Extract all lines in the data that contain the word "教育学生做事要认真".

▶ _MATERIAL SUPPLIED_:
● ● ● ● ● ● ●
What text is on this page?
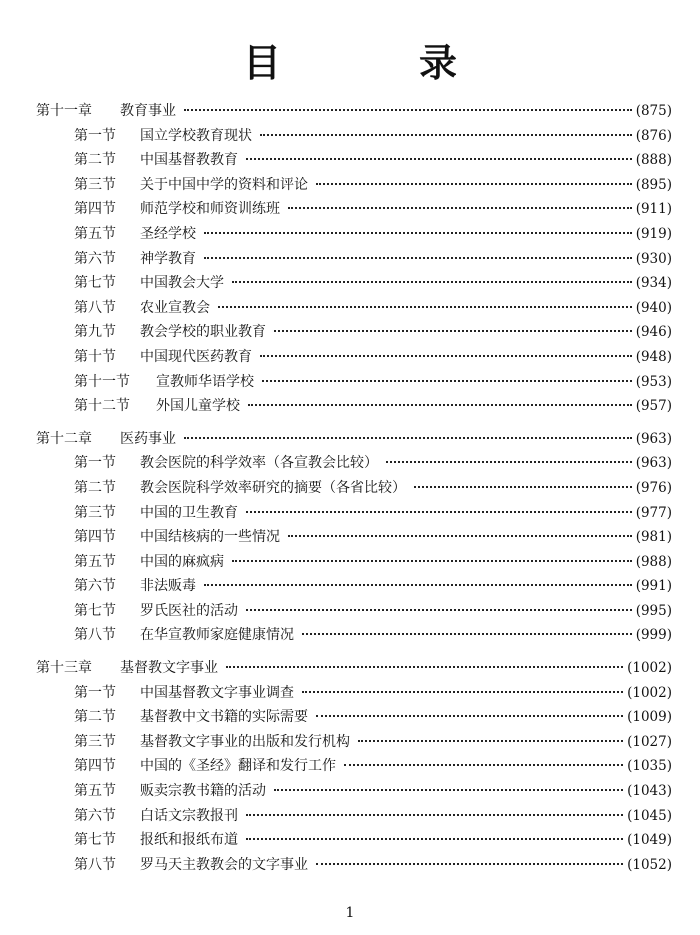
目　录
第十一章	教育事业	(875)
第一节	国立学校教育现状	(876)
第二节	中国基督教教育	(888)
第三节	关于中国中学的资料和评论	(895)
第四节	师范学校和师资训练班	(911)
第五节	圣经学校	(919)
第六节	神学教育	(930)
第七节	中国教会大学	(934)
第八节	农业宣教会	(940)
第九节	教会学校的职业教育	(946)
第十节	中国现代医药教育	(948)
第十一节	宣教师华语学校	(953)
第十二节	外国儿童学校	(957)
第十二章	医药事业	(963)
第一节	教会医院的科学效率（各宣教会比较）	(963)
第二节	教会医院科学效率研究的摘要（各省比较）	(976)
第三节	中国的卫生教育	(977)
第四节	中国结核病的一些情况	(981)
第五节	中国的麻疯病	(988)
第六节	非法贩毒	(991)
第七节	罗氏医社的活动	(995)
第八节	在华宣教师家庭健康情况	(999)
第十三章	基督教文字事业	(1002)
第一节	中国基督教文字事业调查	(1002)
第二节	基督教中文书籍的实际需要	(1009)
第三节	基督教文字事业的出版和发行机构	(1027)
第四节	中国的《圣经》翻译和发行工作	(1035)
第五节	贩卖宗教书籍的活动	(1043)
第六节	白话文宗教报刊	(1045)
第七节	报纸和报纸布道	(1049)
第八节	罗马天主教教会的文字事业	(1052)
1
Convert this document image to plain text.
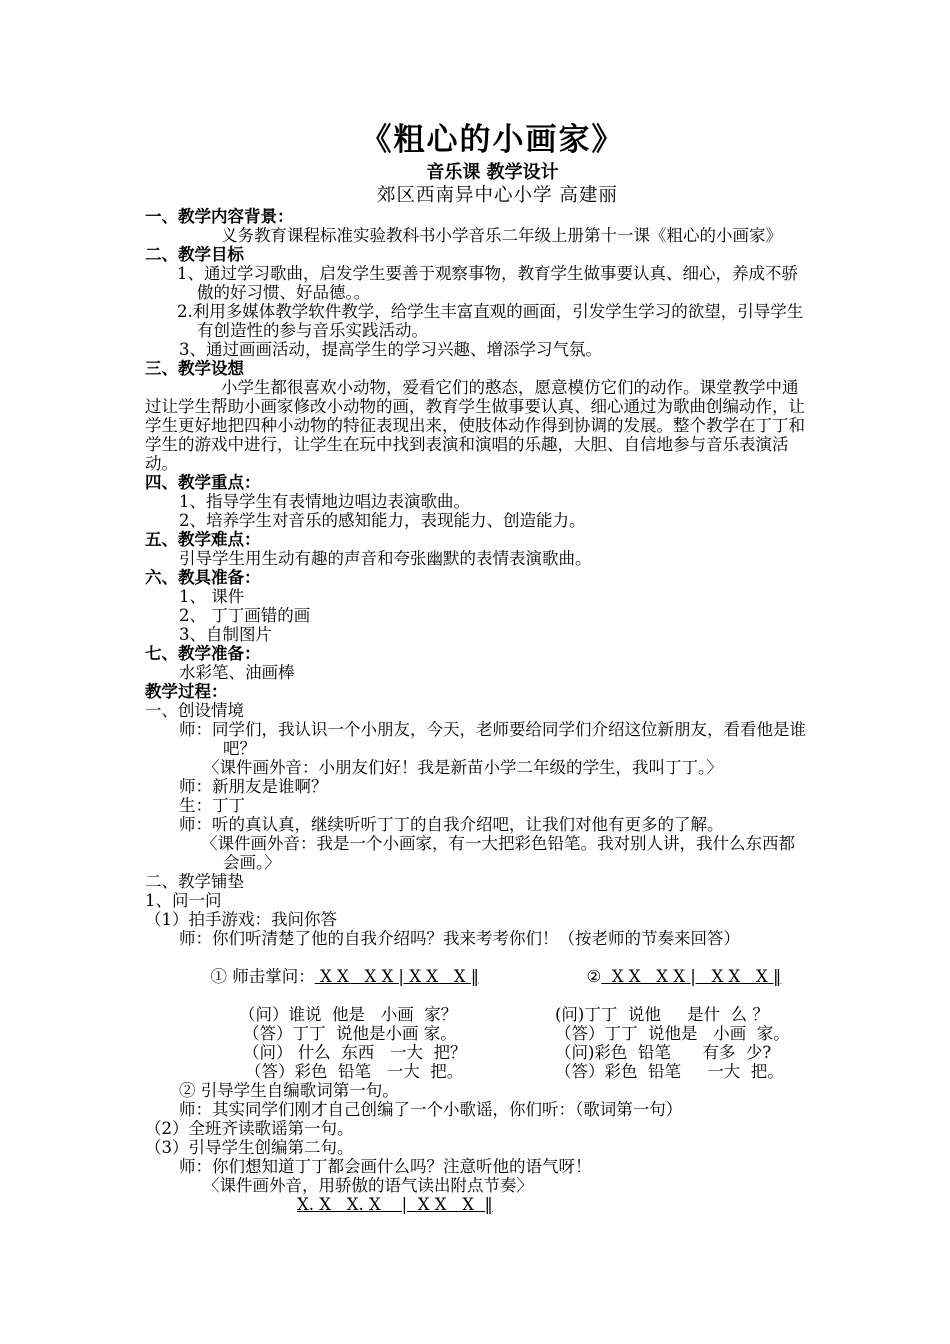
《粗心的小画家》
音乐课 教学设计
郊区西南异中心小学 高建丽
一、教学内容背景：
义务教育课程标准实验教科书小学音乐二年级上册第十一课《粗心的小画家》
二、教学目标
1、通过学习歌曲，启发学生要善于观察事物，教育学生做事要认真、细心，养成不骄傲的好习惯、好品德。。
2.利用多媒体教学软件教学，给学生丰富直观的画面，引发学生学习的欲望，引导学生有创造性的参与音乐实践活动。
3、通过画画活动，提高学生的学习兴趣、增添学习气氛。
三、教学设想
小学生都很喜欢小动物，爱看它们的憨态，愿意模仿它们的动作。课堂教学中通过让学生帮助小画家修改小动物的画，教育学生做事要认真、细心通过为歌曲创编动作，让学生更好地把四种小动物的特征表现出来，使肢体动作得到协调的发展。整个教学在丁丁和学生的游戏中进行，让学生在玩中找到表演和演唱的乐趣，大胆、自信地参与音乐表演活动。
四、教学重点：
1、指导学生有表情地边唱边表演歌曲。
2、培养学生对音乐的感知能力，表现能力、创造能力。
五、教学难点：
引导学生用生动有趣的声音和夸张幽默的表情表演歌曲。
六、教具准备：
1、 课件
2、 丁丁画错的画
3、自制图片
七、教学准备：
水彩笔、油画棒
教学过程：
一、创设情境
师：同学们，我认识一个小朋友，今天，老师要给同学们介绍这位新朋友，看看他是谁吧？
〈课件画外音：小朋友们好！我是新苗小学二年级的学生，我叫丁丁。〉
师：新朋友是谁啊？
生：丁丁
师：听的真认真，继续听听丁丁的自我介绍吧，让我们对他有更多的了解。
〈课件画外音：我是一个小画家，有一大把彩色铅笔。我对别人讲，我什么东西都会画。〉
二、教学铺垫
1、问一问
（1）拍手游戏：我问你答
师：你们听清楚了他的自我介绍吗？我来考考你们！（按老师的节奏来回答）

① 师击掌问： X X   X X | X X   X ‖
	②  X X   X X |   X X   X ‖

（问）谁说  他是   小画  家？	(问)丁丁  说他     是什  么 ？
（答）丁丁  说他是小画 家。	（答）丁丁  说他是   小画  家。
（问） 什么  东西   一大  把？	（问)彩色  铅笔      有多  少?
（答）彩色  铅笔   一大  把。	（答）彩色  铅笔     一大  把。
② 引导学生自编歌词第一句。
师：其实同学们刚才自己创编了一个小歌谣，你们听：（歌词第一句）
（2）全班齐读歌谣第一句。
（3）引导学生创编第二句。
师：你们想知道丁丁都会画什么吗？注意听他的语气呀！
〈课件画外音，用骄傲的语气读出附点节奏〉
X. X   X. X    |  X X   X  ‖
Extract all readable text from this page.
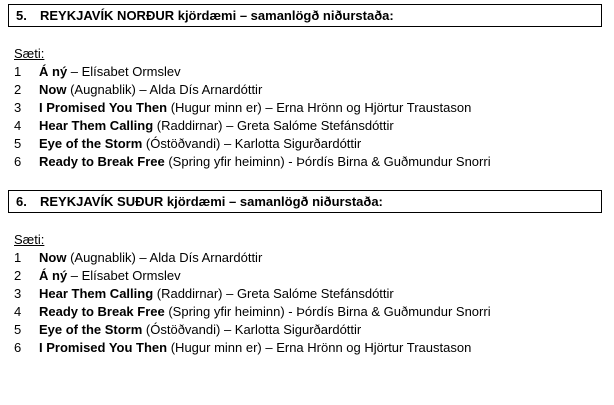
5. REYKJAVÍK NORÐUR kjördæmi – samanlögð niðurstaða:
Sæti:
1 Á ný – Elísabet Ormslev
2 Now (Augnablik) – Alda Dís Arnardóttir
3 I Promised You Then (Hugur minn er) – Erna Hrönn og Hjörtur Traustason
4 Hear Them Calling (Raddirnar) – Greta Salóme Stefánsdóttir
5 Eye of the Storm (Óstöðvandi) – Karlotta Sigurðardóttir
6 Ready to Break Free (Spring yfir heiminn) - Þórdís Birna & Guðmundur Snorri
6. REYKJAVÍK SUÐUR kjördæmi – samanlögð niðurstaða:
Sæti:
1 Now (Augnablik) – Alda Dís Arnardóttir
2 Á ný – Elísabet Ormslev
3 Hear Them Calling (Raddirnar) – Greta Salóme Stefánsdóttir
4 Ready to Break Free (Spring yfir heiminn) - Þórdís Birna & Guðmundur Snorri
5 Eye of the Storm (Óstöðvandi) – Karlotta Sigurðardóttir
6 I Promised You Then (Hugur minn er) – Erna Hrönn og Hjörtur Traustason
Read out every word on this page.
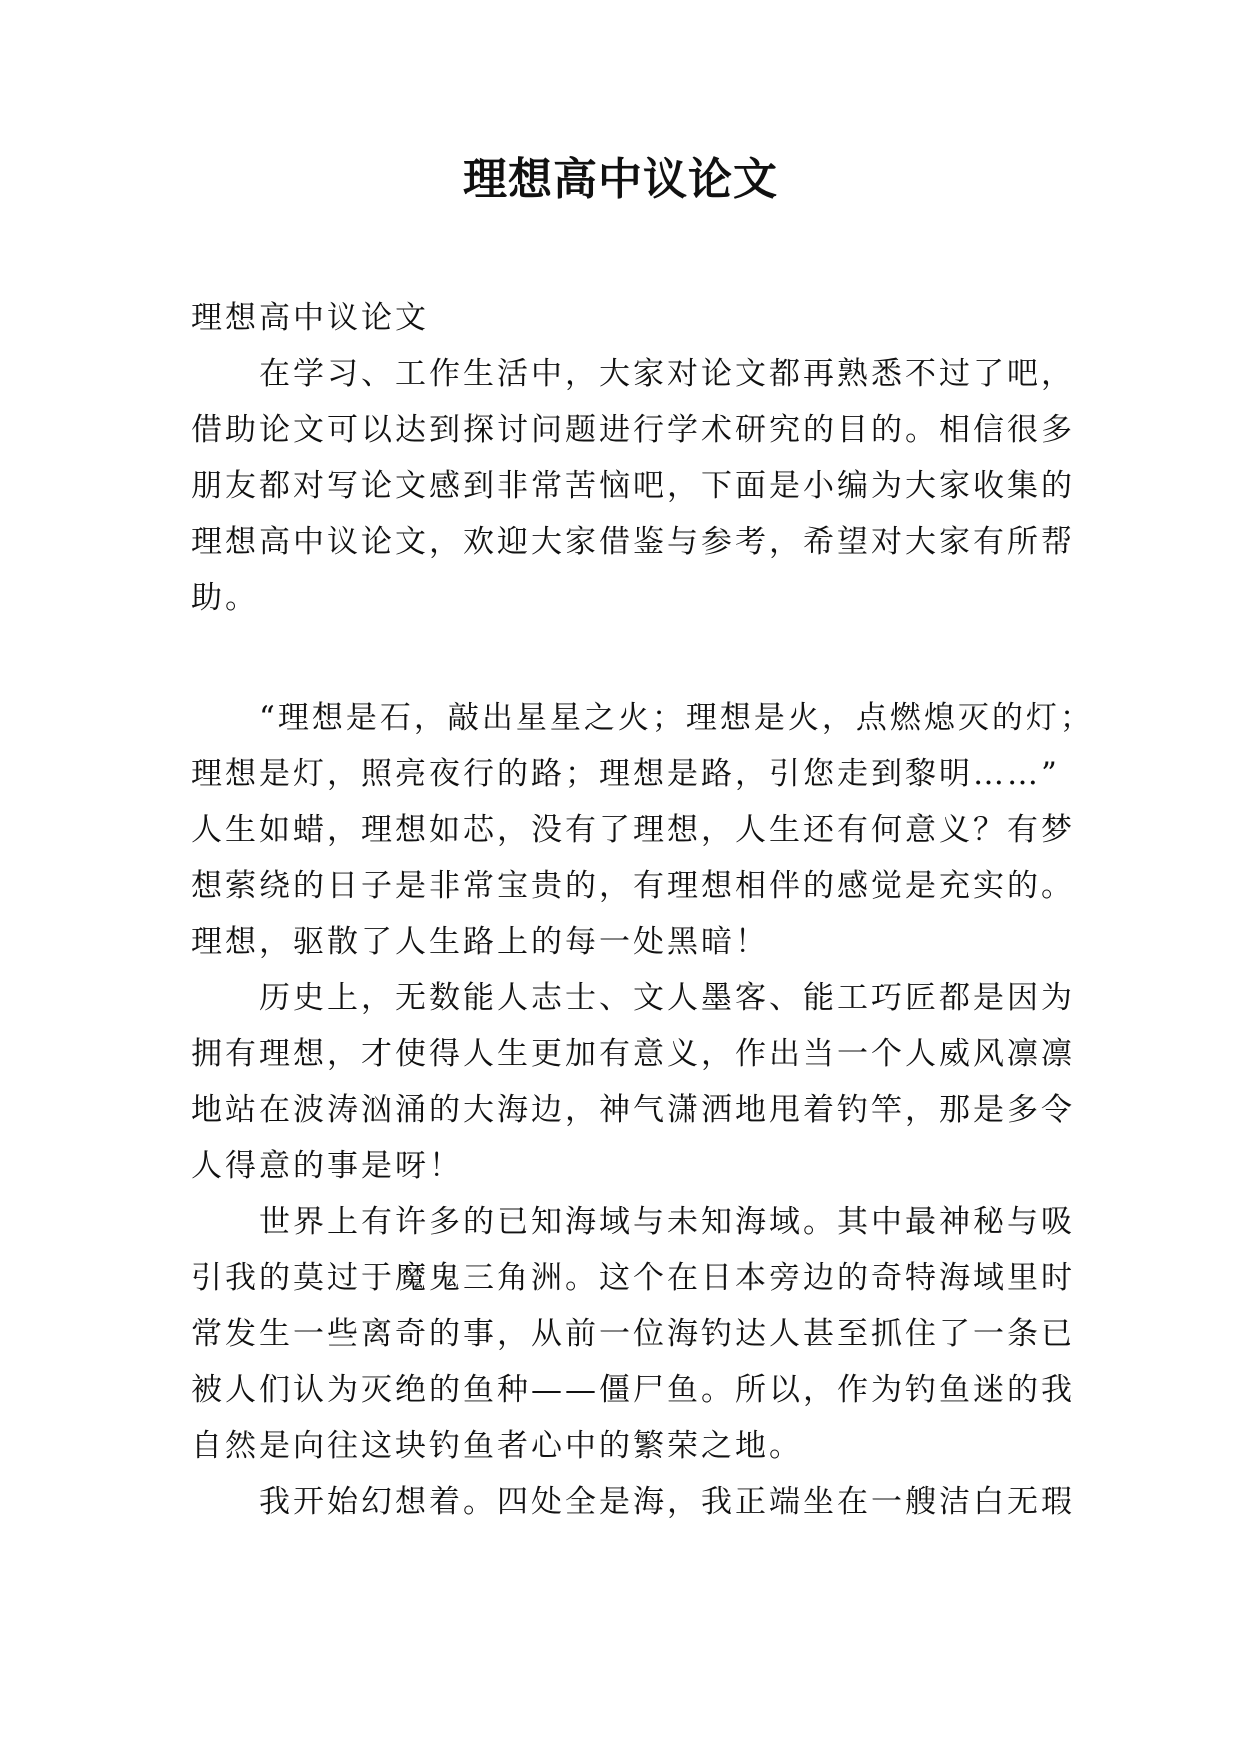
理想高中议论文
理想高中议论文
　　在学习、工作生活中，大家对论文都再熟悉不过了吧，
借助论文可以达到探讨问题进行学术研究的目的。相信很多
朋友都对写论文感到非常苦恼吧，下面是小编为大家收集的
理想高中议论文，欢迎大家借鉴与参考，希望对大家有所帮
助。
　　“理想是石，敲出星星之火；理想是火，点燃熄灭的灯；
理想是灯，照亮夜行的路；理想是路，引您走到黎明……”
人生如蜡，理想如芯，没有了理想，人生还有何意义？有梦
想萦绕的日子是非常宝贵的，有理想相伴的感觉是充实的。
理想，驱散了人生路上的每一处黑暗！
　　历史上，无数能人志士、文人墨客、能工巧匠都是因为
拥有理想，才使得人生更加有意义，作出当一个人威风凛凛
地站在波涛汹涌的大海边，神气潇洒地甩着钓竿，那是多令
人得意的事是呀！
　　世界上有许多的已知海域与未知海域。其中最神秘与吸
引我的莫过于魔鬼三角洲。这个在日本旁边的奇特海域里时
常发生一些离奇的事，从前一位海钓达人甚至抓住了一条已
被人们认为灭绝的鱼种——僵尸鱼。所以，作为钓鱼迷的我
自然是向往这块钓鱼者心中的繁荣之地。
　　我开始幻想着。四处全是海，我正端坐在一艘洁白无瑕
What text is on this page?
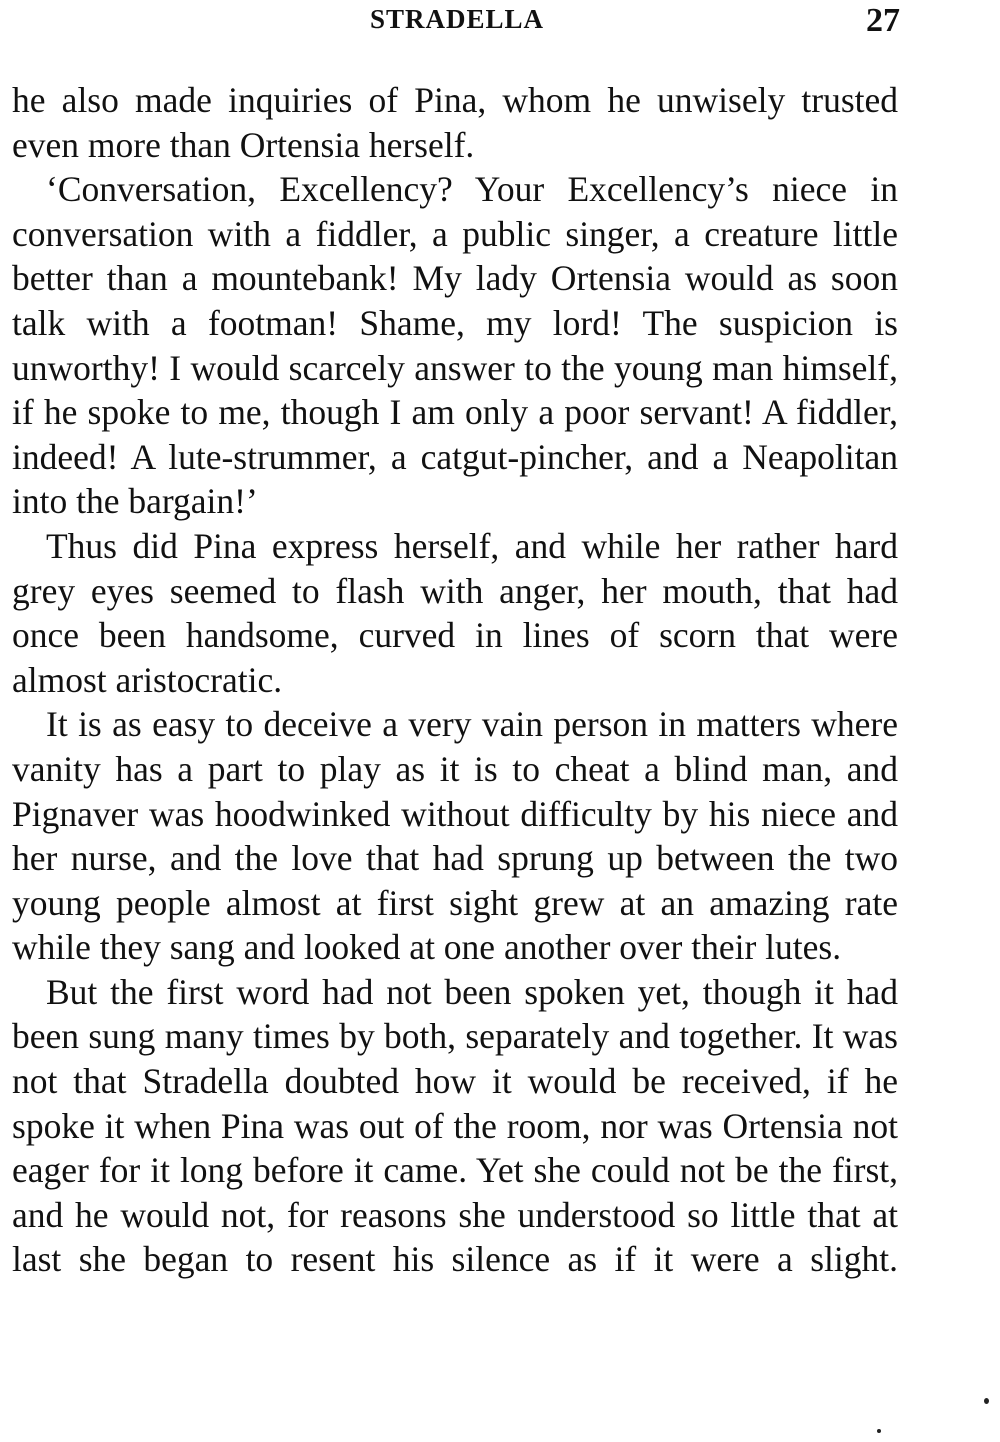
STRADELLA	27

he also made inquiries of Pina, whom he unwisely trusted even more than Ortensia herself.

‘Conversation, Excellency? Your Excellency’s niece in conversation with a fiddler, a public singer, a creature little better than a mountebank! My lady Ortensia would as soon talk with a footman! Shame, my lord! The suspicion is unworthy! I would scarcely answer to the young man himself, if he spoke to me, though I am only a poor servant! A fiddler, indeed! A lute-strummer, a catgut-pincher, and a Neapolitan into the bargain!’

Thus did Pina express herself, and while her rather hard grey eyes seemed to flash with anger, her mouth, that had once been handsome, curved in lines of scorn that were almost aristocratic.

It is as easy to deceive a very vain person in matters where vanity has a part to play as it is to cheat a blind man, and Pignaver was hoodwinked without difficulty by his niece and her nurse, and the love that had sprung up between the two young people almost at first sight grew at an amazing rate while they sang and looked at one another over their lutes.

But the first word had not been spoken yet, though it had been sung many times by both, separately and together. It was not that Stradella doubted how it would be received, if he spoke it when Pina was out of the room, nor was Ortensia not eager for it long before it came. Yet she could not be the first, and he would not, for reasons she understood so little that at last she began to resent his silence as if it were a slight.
● ● ● ● ● ● ●
▶ _EXERCISE OUTPUT_:
1、通过学习歌曲，启发学生要善于观察事物，教育学生做事要认真、细心，养成不骄傲的好习惯、好品德。。
小学生都很喜欢小动物，爱看它们的憨态，愿意模仿它们的动作。课堂教学中通过让学生帮助小画家修改小动物的画，教育学生做事要认真、细心通过为歌曲创编动作，让学生更好地把四种小动物的特征表现出来，使肢体动作得到协调的发展。整个教学在丁丁和学生的游戏中进行，让学生在玩中找到表演和演唱的乐趣，大胆、自信地参与音乐表演活动。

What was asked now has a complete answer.